All records should be reproduced verbatim.

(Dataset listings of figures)
============================================================

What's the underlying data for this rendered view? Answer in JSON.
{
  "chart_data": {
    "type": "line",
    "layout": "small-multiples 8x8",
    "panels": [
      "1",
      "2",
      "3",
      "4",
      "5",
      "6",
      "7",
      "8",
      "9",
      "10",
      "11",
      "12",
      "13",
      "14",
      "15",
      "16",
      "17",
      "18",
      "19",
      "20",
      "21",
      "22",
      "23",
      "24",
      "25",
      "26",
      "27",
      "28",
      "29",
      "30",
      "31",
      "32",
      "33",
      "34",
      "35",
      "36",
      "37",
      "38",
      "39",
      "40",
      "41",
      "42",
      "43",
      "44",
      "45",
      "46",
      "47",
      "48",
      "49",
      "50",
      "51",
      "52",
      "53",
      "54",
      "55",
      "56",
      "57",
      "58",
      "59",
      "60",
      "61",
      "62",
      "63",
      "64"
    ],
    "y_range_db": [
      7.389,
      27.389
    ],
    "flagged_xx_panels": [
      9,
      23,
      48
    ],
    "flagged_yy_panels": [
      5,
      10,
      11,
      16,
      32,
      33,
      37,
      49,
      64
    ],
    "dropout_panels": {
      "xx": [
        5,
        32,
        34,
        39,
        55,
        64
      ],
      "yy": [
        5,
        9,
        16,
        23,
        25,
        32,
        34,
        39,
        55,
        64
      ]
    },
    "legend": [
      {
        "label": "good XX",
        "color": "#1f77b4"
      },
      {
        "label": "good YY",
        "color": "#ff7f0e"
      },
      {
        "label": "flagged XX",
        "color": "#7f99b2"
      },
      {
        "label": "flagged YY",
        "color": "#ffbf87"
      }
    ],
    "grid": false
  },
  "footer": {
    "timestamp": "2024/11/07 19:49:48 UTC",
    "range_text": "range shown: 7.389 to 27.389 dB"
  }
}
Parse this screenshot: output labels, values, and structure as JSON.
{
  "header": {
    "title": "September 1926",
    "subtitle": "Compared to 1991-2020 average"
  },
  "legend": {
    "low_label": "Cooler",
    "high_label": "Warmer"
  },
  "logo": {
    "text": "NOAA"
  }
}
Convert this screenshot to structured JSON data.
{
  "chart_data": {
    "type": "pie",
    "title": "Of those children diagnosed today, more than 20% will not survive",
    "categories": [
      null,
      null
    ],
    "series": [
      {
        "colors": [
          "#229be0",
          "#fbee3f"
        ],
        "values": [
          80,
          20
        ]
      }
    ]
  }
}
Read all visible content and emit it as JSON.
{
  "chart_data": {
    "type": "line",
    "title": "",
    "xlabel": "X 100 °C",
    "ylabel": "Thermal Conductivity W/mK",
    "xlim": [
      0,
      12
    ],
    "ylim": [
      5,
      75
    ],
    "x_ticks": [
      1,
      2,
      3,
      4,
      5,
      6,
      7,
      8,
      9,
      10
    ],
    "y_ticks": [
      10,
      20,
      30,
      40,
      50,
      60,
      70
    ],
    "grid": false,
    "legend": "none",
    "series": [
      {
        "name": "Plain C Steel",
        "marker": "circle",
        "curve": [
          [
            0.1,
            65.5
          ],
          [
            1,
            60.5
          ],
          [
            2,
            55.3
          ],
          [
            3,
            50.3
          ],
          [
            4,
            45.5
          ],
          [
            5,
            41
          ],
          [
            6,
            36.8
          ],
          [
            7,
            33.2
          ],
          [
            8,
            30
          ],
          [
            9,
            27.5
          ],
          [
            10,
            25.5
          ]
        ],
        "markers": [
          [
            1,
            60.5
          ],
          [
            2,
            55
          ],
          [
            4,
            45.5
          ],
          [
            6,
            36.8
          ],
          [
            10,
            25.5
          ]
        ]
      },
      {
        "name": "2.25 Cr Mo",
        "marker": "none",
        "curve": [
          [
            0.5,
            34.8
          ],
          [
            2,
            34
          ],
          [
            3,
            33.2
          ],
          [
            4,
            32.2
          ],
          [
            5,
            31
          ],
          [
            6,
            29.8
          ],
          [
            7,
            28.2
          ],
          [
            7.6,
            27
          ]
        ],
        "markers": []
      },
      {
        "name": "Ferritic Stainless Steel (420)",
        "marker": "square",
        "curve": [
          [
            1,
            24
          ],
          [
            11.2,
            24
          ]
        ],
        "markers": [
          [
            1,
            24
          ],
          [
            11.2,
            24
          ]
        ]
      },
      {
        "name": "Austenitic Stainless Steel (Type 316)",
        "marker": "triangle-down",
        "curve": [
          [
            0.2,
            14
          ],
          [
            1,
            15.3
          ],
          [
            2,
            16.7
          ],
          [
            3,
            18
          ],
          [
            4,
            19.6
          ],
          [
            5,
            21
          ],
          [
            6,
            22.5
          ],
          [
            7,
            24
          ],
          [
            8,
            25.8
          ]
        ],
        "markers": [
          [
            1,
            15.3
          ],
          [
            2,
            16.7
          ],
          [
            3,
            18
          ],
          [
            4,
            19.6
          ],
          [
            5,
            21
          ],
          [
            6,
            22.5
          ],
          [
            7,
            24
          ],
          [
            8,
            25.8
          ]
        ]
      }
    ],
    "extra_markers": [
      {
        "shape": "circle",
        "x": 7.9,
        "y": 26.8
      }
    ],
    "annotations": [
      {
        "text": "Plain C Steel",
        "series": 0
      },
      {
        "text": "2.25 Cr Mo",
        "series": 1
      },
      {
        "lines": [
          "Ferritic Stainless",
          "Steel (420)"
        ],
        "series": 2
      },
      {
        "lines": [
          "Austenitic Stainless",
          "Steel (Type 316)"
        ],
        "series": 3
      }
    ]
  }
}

============================================================

◆ **Correct answer**
What's the underlying data for this rendered view? Answer in JSON.
{
  "chart_data": {
    "type": "line",
    "layout": "small-multiples 8x8",
    "panels": [
      "1",
      "2",
      "3",
      "4",
      "5",
      "6",
      "7",
      "8",
      "9",
      "10",
      "11",
      "12",
      "13",
      "14",
      "15",
      "16",
      "17",
      "18",
      "19",
      "20",
      "21",
      "22",
      "23",
      "24",
      "25",
      "26",
      "27",
      "28",
      "29",
      "30",
      "31",
      "32",
      "33",
      "34",
      "35",
      "36",
      "37",
      "38",
      "39",
      "40",
      "41",
      "42",
      "43",
      "44",
      "45",
      "46",
      "47",
      "48",
      "49",
      "50",
      "51",
      "52",
      "53",
      "54",
      "55",
      "56",
      "57",
      "58",
      "59",
      "60",
      "61",
      "62",
      "63",
      "64"
    ],
    "y_range_db": [
      7.389,
      27.389
    ],
    "flagged_xx_panels": [
      9,
      23,
      48
    ],
    "flagged_yy_panels": [
      5,
      10,
      11,
      16,
      32,
      33,
      37,
      49,
      64
    ],
    "dropout_panels": {
      "xx": [
        5,
        32,
        34,
        39,
        55,
        64
      ],
      "yy": [
        5,
        9,
        16,
        23,
        25,
        32,
        34,
        39,
        55,
        64
      ]
    },
    "legend": [
      {
        "label": "good XX",
        "color": "#1f77b4"
      },
      {
        "label": "good YY",
        "color": "#ff7f0e"
      },
      {
        "label": "flagged XX",
        "color": "#7f99b2"
      },
      {
        "label": "flagged YY",
        "color": "#ffbf87"
      }
    ],
    "grid": false
  },
  "footer": {
    "timestamp": "2024/11/07 19:49:48 UTC",
    "range_text": "range shown: 7.389 to 27.389 dB"
  }
}
Parse this screenshot: output labels, values, and structure as JSON.
{
  "header": {
    "title": "September 1926",
    "subtitle": "Compared to 1991-2020 average"
  },
  "legend": {
    "low_label": "Cooler",
    "high_label": "Warmer"
  },
  "logo": {
    "text": "NOAA"
  }
}
Convert this screenshot to structured JSON data.
{
  "chart_data": {
    "type": "pie",
    "title": "Of those children diagnosed today, more than 20% will not survive",
    "categories": [
      null,
      null
    ],
    "series": [
      {
        "colors": [
          "#229be0",
          "#fbee3f"
        ],
        "values": [
          80,
          20
        ]
      }
    ]
  }
}
Read all visible content and emit it as JSON.
{
  "chart_data": {
    "type": "line",
    "title": "",
    "xlabel": "X 100 °C",
    "ylabel": "Thermal Conductivity W/mK",
    "xlim": [
      0,
      12
    ],
    "ylim": [
      5,
      75
    ],
    "x_ticks": [
      1,
      2,
      3,
      4,
      5,
      6,
      7,
      8,
      9,
      10
    ],
    "y_ticks": [
      10,
      20,
      30,
      40,
      50,
      60,
      70
    ],
    "grid": false,
    "legend": "none",
    "series": [
      {
        "name": "Plain C Steel",
        "marker": "circle",
        "curve": [
          [
            0.1,
            65.5
          ],
          [
            1,
            60.5
          ],
          [
            2,
            55.3
          ],
          [
            3,
            50.3
          ],
          [
            4,
            45.5
          ],
          [
            5,
            41
          ],
          [
            6,
            36.8
          ],
          [
            7,
            33.2
          ],
          [
            8,
            30
          ],
          [
            9,
            27.5
          ],
          [
            10,
            25.5
          ]
        ],
        "markers": [
          [
            1,
            60.5
          ],
          [
            2,
            55
          ],
          [
            4,
            45.5
          ],
          [
            6,
            36.8
          ],
          [
            10,
            25.5
          ]
        ]
      },
      {
        "name": "2.25 Cr Mo",
        "marker": "none",
        "curve": [
          [
            0.5,
            34.8
          ],
          [
            2,
            34
          ],
          [
            3,
            33.2
          ],
          [
            4,
            32.2
          ],
          [
            5,
            31
          ],
          [
            6,
            29.8
          ],
          [
            7,
            28.2
          ],
          [
            7.6,
            27
          ]
        ],
        "markers": []
      },
      {
        "name": "Ferritic Stainless Steel (420)",
        "marker": "square",
        "curve": [
          [
            1,
            24
          ],
          [
            11.2,
            24
          ]
        ],
        "markers": [
          [
            1,
            24
          ],
          [
            11.2,
            24
          ]
        ]
      },
      {
        "name": "Austenitic Stainless Steel (Type 316)",
        "marker": "triangle-down",
        "curve": [
          [
            0.2,
            14
          ],
          [
            1,
            15.3
          ],
          [
            2,
            16.7
          ],
          [
            3,
            18
          ],
          [
            4,
            19.6
          ],
          [
            5,
            21
          ],
          [
            6,
            22.5
          ],
          [
            7,
            24
          ],
          [
            8,
            25.8
          ]
        ],
        "markers": [
          [
            1,
            15.3
          ],
          [
            2,
            16.7
          ],
          [
            3,
            18
          ],
          [
            4,
            19.6
          ],
          [
            5,
            21
          ],
          [
            6,
            22.5
          ],
          [
            7,
            24
          ],
          [
            8,
            25.8
          ]
        ]
      }
    ],
    "extra_markers": [
      {
        "shape": "circle",
        "x": 7.9,
        "y": 26.8
      }
    ],
    "annotations": [
      {
        "text": "Plain C Steel",
        "series": 0
      },
      {
        "text": "2.25 Cr Mo",
        "series": 1
      },
      {
        "lines": [
          "Ferritic Stainless",
          "Steel (420)"
        ],
        "series": 2
      },
      {
        "lines": [
          "Austenitic Stainless",
          "Steel (Type 316)"
        ],
        "series": 3
      }
    ]
  }
}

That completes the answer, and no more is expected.